▶ [REQUIREMENT]
Reproduce every record below exactly as written, leaving out any pictures.

========

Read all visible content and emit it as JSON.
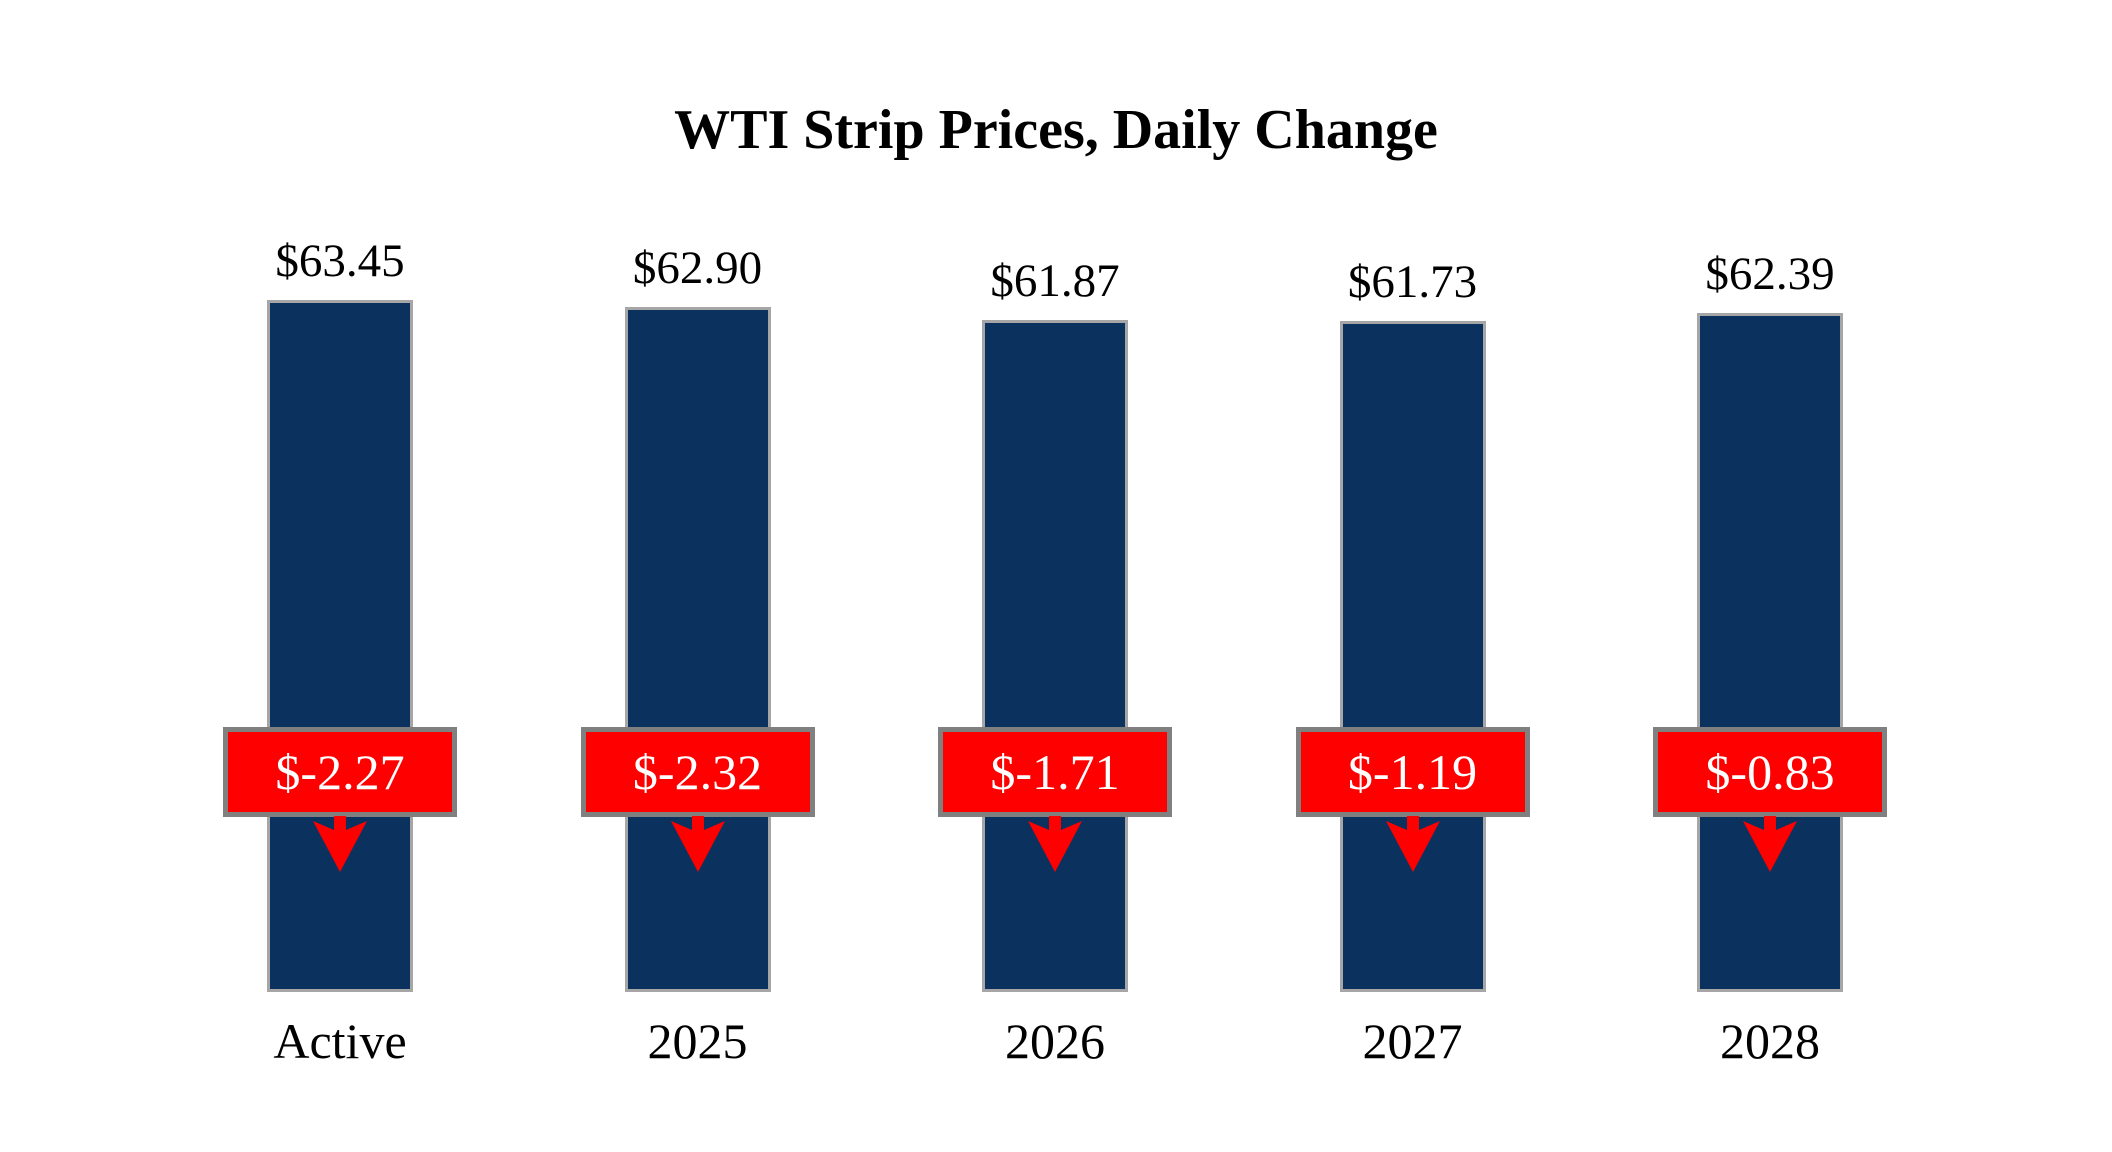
{
  "chart_data": {
    "type": "bar",
    "title": "WTI Strip Prices, Daily Change",
    "categories": [
      "Active",
      "2025",
      "2026",
      "2027",
      "2028"
    ],
    "series": [
      {
        "name": "strip_price_usd",
        "values": [
          63.45,
          62.9,
          61.87,
          61.73,
          62.39
        ]
      },
      {
        "name": "daily_change_usd",
        "values": [
          -2.27,
          -2.32,
          -1.71,
          -1.19,
          -0.83
        ]
      }
    ],
    "bars": [
      {
        "category": "Active",
        "price": 63.45,
        "price_label": "$63.45",
        "change": -2.27,
        "change_label": "$-2.27"
      },
      {
        "category": "2025",
        "price": 62.9,
        "price_label": "$62.90",
        "change": -2.32,
        "change_label": "$-2.32"
      },
      {
        "category": "2026",
        "price": 61.87,
        "price_label": "$61.87",
        "change": -1.71,
        "change_label": "$-1.71"
      },
      {
        "category": "2027",
        "price": 61.73,
        "price_label": "$61.73",
        "change": -1.19,
        "change_label": "$-1.19"
      },
      {
        "category": "2028",
        "price": 62.39,
        "price_label": "$62.39",
        "change": -0.83,
        "change_label": "$-0.83"
      }
    ],
    "layout": {
      "legend": false,
      "grid": false,
      "axes_visible": false,
      "price_label_position": "above-bar",
      "change_label_position": "box-overlaid-on-bar-with-down-arrow"
    },
    "colors": {
      "bar_fill": "#0b315e",
      "bar_border": "#a6a6a6",
      "change_box_fill": "#fe0000",
      "change_box_border": "#808080",
      "change_text": "#ffffff",
      "arrow": "#fe0000",
      "label_text": "#000000",
      "title_text": "#000000",
      "background": "#ffffff"
    }
  }
}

========

▶ [FINISHED ANSWER]
Read all visible content and emit it as JSON.
{
  "chart_data": {
    "type": "bar",
    "title": "WTI Strip Prices, Daily Change",
    "categories": [
      "Active",
      "2025",
      "2026",
      "2027",
      "2028"
    ],
    "series": [
      {
        "name": "strip_price_usd",
        "values": [
          63.45,
          62.9,
          61.87,
          61.73,
          62.39
        ]
      },
      {
        "name": "daily_change_usd",
        "values": [
          -2.27,
          -2.32,
          -1.71,
          -1.19,
          -0.83
        ]
      }
    ],
    "bars": [
      {
        "category": "Active",
        "price": 63.45,
        "price_label": "$63.45",
        "change": -2.27,
        "change_label": "$-2.27"
      },
      {
        "category": "2025",
        "price": 62.9,
        "price_label": "$62.90",
        "change": -2.32,
        "change_label": "$-2.32"
      },
      {
        "category": "2026",
        "price": 61.87,
        "price_label": "$61.87",
        "change": -1.71,
        "change_label": "$-1.71"
      },
      {
        "category": "2027",
        "price": 61.73,
        "price_label": "$61.73",
        "change": -1.19,
        "change_label": "$-1.19"
      },
      {
        "category": "2028",
        "price": 62.39,
        "price_label": "$62.39",
        "change": -0.83,
        "change_label": "$-0.83"
      }
    ],
    "layout": {
      "legend": false,
      "grid": false,
      "axes_visible": false,
      "price_label_position": "above-bar",
      "change_label_position": "box-overlaid-on-bar-with-down-arrow"
    },
    "colors": {
      "bar_fill": "#0b315e",
      "bar_border": "#a6a6a6",
      "change_box_fill": "#fe0000",
      "change_box_border": "#808080",
      "change_text": "#ffffff",
      "arrow": "#fe0000",
      "label_text": "#000000",
      "title_text": "#000000",
      "background": "#ffffff"
    }
  }
}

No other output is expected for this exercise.